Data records

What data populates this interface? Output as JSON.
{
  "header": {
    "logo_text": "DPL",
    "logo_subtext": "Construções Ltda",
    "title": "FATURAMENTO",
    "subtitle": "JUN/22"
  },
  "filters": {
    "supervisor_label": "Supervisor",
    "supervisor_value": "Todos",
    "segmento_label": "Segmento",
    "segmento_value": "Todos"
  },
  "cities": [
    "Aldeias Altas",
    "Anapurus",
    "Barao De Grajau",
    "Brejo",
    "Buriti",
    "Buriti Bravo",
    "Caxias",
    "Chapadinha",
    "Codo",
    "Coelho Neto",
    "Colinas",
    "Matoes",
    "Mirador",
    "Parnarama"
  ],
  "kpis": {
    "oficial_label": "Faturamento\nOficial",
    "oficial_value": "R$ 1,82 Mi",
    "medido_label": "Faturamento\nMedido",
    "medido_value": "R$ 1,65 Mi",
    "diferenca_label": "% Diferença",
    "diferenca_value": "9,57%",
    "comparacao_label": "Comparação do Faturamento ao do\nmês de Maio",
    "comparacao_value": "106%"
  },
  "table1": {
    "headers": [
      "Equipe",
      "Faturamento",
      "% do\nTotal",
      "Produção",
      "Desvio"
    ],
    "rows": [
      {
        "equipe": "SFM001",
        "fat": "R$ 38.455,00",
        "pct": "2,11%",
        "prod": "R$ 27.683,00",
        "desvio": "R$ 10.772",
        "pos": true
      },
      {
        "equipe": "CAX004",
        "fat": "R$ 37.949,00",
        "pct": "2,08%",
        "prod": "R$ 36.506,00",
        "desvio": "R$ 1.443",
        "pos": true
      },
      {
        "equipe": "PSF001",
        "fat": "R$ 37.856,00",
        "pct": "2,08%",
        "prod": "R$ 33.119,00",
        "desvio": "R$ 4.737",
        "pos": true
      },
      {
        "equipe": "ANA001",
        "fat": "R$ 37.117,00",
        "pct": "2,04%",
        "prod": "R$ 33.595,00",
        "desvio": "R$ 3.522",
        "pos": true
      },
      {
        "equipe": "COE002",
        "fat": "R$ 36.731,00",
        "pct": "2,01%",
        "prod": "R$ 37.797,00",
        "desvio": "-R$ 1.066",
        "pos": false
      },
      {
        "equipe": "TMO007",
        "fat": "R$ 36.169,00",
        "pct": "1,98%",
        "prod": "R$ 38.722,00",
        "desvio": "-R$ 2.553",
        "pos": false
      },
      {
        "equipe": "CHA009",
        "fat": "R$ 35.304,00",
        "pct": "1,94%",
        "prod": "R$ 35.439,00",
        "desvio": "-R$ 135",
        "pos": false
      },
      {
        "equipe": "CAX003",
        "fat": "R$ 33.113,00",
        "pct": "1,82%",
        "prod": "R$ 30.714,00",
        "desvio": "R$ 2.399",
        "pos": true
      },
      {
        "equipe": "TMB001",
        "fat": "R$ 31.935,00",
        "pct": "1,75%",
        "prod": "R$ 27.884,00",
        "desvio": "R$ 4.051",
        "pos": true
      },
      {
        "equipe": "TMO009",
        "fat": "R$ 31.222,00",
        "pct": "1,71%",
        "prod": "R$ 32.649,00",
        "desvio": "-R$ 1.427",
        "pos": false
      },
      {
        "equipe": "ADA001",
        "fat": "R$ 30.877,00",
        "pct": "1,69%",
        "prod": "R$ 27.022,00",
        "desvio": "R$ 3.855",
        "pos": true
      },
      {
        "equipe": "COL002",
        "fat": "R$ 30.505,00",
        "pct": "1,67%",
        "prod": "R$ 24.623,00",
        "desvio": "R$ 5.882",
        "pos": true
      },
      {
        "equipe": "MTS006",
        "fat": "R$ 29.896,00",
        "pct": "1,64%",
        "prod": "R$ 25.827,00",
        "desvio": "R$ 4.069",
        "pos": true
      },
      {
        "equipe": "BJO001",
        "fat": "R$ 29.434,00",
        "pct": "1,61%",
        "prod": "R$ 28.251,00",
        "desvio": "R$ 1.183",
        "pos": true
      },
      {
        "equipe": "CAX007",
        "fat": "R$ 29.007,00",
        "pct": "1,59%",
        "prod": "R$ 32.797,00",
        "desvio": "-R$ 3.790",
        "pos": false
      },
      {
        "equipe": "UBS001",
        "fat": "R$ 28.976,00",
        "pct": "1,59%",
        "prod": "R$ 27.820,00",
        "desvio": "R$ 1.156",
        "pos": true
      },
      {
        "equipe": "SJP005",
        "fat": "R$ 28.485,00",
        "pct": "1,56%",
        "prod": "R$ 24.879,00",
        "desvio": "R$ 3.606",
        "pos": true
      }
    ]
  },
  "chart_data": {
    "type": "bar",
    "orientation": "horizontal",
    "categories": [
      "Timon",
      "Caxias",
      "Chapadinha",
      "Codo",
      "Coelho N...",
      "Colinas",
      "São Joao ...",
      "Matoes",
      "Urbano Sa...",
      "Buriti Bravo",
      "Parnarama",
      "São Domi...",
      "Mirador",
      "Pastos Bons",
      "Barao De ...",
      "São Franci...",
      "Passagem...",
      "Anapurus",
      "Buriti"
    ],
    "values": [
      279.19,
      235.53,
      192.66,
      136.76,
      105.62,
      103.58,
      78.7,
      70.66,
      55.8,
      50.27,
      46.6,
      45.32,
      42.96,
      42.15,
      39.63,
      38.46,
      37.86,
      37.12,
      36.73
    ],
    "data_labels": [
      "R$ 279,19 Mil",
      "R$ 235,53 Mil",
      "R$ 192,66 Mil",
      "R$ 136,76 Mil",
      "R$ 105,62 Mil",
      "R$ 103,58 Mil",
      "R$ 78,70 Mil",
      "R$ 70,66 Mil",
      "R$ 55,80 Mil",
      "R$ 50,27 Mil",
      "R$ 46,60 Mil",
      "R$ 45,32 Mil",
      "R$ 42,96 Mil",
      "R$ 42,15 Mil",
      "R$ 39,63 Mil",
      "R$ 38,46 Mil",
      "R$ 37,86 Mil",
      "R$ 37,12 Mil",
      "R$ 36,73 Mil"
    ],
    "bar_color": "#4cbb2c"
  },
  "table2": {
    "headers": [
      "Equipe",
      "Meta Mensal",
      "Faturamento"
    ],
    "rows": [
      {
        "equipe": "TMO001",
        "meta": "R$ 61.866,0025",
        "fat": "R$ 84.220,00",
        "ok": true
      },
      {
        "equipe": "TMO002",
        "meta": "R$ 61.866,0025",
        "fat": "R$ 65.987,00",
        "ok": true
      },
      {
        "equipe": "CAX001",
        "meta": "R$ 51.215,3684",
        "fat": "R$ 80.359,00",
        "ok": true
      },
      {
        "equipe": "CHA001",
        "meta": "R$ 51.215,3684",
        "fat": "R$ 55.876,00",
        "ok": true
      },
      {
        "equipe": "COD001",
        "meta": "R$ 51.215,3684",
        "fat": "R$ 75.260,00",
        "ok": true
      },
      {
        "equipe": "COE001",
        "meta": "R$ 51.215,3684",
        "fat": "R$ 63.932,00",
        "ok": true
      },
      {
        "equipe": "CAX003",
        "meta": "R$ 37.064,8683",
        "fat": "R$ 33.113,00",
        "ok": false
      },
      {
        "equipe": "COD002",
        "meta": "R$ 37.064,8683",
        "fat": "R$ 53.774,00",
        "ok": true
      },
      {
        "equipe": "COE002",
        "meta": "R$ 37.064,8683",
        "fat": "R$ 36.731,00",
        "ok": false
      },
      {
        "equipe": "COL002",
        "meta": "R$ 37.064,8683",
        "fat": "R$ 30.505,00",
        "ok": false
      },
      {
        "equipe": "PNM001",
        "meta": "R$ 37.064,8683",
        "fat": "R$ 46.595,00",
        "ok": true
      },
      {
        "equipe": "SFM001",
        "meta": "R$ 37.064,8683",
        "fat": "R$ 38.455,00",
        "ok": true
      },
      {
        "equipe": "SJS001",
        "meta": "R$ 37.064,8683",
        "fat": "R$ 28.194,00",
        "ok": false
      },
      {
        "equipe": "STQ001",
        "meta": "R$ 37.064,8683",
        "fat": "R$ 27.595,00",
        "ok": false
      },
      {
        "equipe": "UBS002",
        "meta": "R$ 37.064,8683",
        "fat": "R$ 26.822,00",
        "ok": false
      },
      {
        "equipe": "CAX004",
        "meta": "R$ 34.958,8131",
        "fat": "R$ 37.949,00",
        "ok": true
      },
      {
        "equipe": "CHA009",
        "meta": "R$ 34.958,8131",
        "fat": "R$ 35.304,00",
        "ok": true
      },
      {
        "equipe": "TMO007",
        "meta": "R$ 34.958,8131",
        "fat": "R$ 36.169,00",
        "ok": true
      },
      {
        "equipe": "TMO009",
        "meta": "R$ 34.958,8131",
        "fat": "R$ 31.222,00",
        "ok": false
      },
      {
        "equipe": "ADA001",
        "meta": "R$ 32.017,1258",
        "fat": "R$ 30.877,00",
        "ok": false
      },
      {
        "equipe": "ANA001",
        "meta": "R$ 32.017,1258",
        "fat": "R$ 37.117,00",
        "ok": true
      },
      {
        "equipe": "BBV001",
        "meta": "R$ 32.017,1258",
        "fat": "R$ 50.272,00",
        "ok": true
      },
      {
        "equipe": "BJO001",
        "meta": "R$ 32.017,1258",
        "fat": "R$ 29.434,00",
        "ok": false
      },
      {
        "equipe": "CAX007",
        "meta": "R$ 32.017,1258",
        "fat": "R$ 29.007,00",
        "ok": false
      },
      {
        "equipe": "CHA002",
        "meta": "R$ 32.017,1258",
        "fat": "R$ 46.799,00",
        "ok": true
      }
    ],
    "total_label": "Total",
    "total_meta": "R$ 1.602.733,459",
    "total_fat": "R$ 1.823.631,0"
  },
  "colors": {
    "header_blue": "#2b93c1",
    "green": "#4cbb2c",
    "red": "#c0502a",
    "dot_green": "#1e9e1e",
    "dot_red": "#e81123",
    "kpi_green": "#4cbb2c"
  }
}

Task requirements: Reproduce each line holding the word "Todos".

Response below:
    "supervisor_value": "Todos",
    "segmento_value": "Todos"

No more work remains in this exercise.